#### [SOURCE RECORDS]
· · · ·

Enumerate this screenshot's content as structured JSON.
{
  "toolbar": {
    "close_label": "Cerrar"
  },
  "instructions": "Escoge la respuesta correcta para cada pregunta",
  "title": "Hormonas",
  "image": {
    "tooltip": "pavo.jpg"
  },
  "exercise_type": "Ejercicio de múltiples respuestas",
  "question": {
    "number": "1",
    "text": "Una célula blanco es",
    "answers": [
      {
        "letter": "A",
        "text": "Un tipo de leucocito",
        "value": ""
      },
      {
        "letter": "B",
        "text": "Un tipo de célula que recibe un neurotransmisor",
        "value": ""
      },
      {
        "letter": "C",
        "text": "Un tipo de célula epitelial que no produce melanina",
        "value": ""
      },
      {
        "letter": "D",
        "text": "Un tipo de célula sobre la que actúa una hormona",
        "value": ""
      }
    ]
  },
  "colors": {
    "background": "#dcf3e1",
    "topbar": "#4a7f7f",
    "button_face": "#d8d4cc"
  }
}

· · · ·

#### [TASK BRIEF]
The entries above must be returned exactly.

#### [COMPLETE ANSWER]
Enumerate this screenshot's content as structured JSON.
{
  "toolbar": {
    "close_label": "Cerrar"
  },
  "instructions": "Escoge la respuesta correcta para cada pregunta",
  "title": "Hormonas",
  "image": {
    "tooltip": "pavo.jpg"
  },
  "exercise_type": "Ejercicio de múltiples respuestas",
  "question": {
    "number": "1",
    "text": "Una célula blanco es",
    "answers": [
      {
        "letter": "A",
        "text": "Un tipo de leucocito",
        "value": ""
      },
      {
        "letter": "B",
        "text": "Un tipo de célula que recibe un neurotransmisor",
        "value": ""
      },
      {
        "letter": "C",
        "text": "Un tipo de célula epitelial que no produce melanina",
        "value": ""
      },
      {
        "letter": "D",
        "text": "Un tipo de célula sobre la que actúa una hormona",
        "value": ""
      }
    ]
  },
  "colors": {
    "background": "#dcf3e1",
    "topbar": "#4a7f7f",
    "button_face": "#d8d4cc"
  }
}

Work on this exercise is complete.